Return every line below that contains the string "helemaal". Case counts.

PROVIDED DATA:
☆ ☆ ☆
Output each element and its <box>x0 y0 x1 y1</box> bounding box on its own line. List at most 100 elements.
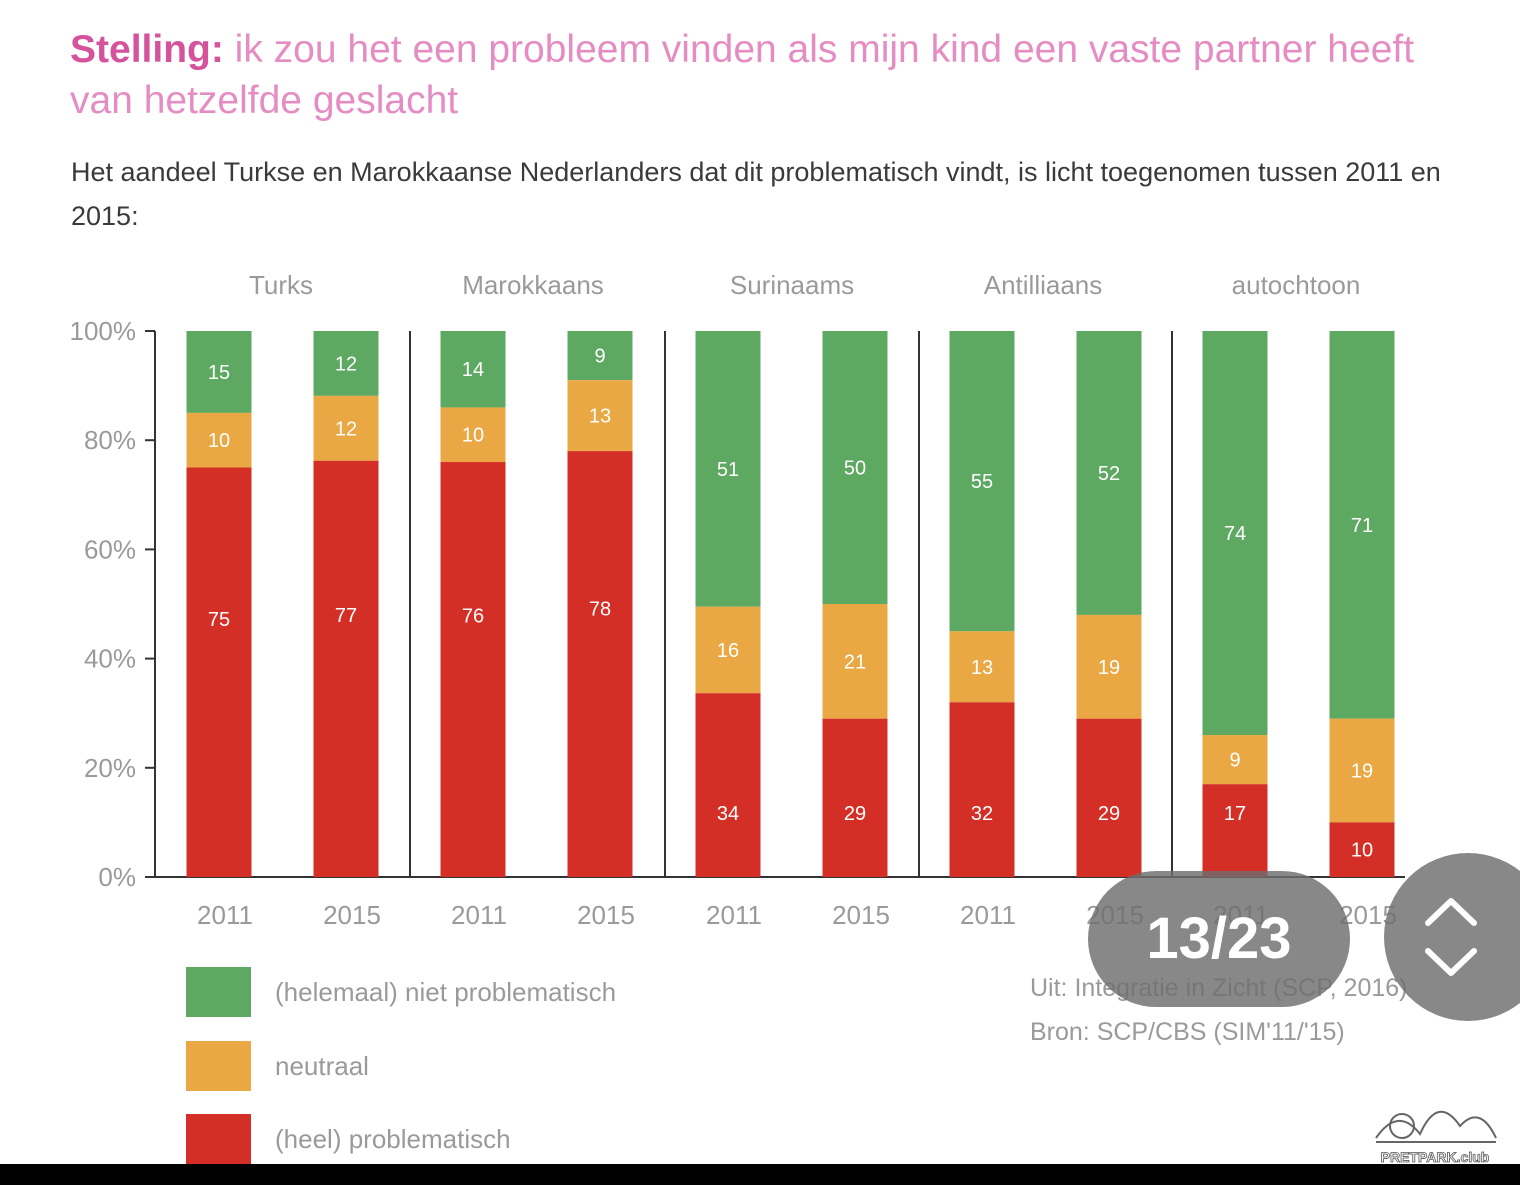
y-tick-label: 20% <box>84 753 136 783</box>
rollercoaster-logo-icon: PRETPARK.club <box>1375 1110 1497 1165</box>
data-label-niet-problematisch: 51 <box>717 459 739 481</box>
source-data: Bron: SCP/CBS (SIM'11/'15) <box>1030 1018 1345 1046</box>
data-label-niet-problematisch: 52 <box>1098 463 1120 485</box>
bar-segment-problematisch <box>1329 822 1395 877</box>
y-tick-label: 40% <box>84 644 136 674</box>
page-counter: 13/23 <box>1088 871 1350 1007</box>
bar-segment-problematisch <box>822 718 888 877</box>
x-tick-label: 2015 <box>832 900 890 930</box>
data-label-problematisch: 76 <box>462 606 484 628</box>
stacked-bar-chart: 0% 20% 40% 60% 80% 100% Turks 15 10 75 2011 12 12 77 2… <box>70 270 1405 930</box>
bar-segment-neutraal <box>949 631 1015 703</box>
x-tick-label: 2011 <box>960 900 1016 930</box>
chevron-up-down-icon <box>1425 898 1477 976</box>
bar-segment-problematisch <box>313 460 379 877</box>
data-label-niet-problematisch: 50 <box>844 458 866 480</box>
bar-segment-problematisch <box>567 451 633 877</box>
data-label-problematisch: 32 <box>971 803 993 825</box>
group-label: Antilliaans <box>984 270 1103 300</box>
y-tick-label: 60% <box>84 534 136 564</box>
data-label-neutraal: 13 <box>589 406 611 428</box>
bar-segment-problematisch <box>1202 784 1268 877</box>
data-label-niet-problematisch: 15 <box>208 362 230 384</box>
chart-subtitle: Het aandeel Turkse en Marokkaanse Nederl… <box>71 157 1441 231</box>
data-label-neutraal: 10 <box>462 425 484 447</box>
data-label-problematisch: 34 <box>717 803 739 825</box>
legend-item-neutraal: neutraal <box>186 1041 369 1091</box>
page-scroll-button[interactable] <box>1384 853 1520 1021</box>
title-lead: Stelling: <box>70 28 224 71</box>
data-label-niet-problematisch: 55 <box>971 471 993 493</box>
bar-segment-neutraal <box>695 606 761 694</box>
bar-segment-neutraal <box>1202 735 1268 785</box>
bar-segment-problematisch <box>440 462 506 877</box>
bar-segment-niet-problematisch <box>822 331 888 604</box>
x-tick-label: 2015 <box>577 900 635 930</box>
data-label-problematisch: 77 <box>335 605 357 627</box>
bar-segment-niet-problematisch <box>1076 331 1142 615</box>
data-label-neutraal: 13 <box>971 657 993 679</box>
bar-segment-niet-problematisch <box>695 331 761 607</box>
data-label-neutraal: 16 <box>717 640 739 662</box>
bar-segment-problematisch <box>1076 718 1142 877</box>
bar-segment-niet-problematisch <box>186 331 252 413</box>
bar-segment-neutraal <box>440 407 506 463</box>
data-label-problematisch: 75 <box>208 609 230 631</box>
data-label-niet-problematisch: 74 <box>1224 523 1246 545</box>
group-label: Turks <box>249 270 313 300</box>
group-label: autochtoon <box>1232 270 1361 300</box>
legend-label: (heel) problematisch <box>275 1123 511 1154</box>
legend-item-problematisch: (heel) problematisch <box>186 1114 511 1164</box>
bar-segment-problematisch <box>949 702 1015 877</box>
legend-swatch-red <box>186 1114 251 1164</box>
legend-label: neutraal <box>275 1050 369 1081</box>
data-label-niet-problematisch: 14 <box>462 359 484 381</box>
y-tick-label: 100% <box>70 316 137 346</box>
data-label-neutraal: 9 <box>1229 750 1240 772</box>
data-label-problematisch: 10 <box>1351 840 1373 862</box>
bar-segment-niet-problematisch <box>949 331 1015 632</box>
data-label-neutraal: 19 <box>1351 761 1373 783</box>
data-label-problematisch: 29 <box>844 803 866 825</box>
bar-segment-neutraal <box>186 412 252 468</box>
bar-segment-niet-problematisch <box>567 331 633 381</box>
data-label-niet-problematisch: 9 <box>594 346 605 368</box>
x-tick-label: 2015 <box>323 900 381 930</box>
bar-segment-problematisch <box>695 693 761 877</box>
watermark-logo: PRETPARK.club <box>1368 1086 1502 1166</box>
data-label-problematisch: 78 <box>589 599 611 621</box>
group-label: Marokkaans <box>462 270 604 300</box>
data-label-neutraal: 12 <box>335 418 357 440</box>
legend-item-niet-problematisch: (helemaal) niet problematisch <box>186 967 616 1017</box>
title-text: ik zou het een probleem vinden als mijn … <box>70 28 1415 122</box>
legend-swatch-green <box>186 967 251 1017</box>
data-label-neutraal: 19 <box>1098 657 1120 679</box>
bar-segment-neutraal <box>313 395 379 461</box>
bottom-bar <box>0 1164 1520 1185</box>
bar-segment-niet-problematisch <box>1329 331 1395 719</box>
x-tick-label: 2011 <box>706 900 762 930</box>
legend-swatch-orange <box>186 1041 251 1091</box>
y-tick-label: 80% <box>84 425 136 455</box>
bar-segment-niet-problematisch <box>440 331 506 408</box>
group-label: Surinaams <box>730 270 854 300</box>
data-label-neutraal: 21 <box>844 651 866 673</box>
y-tick-label: 0% <box>98 862 136 892</box>
chart-title: Stelling: ik zou het een probleem vinden… <box>70 24 1470 126</box>
x-tick-label: 2011 <box>197 900 253 930</box>
bar-segment-problematisch <box>186 467 252 877</box>
bar-segment-neutraal <box>822 604 888 719</box>
x-tick-label: 2011 <box>451 900 507 930</box>
watermark-text: PRETPARK.club <box>1381 1149 1490 1165</box>
bar-segment-niet-problematisch <box>1202 331 1268 736</box>
data-label-problematisch: 17 <box>1224 803 1246 825</box>
data-label-neutraal: 10 <box>208 430 230 452</box>
bar-segment-neutraal <box>1329 718 1395 823</box>
data-label-niet-problematisch: 71 <box>1351 515 1373 537</box>
bar-segment-niet-problematisch <box>313 331 379 396</box>
data-label-problematisch: 29 <box>1098 803 1120 825</box>
bar-segment-neutraal <box>567 380 633 452</box>
data-label-niet-problematisch: 12 <box>335 353 357 375</box>
bar-segment-neutraal <box>1076 614 1142 719</box>
legend-label: (helemaal) niet problematisch <box>275 976 617 1007</box>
☆ ☆ ☆
THE COMPLETED TASK:
legend-item-niet-problematisch: (helemaal) niet problematisch <box>186 967 616 1017</box>
legend-label: (helemaal) niet problematisch <box>275 976 617 1007</box>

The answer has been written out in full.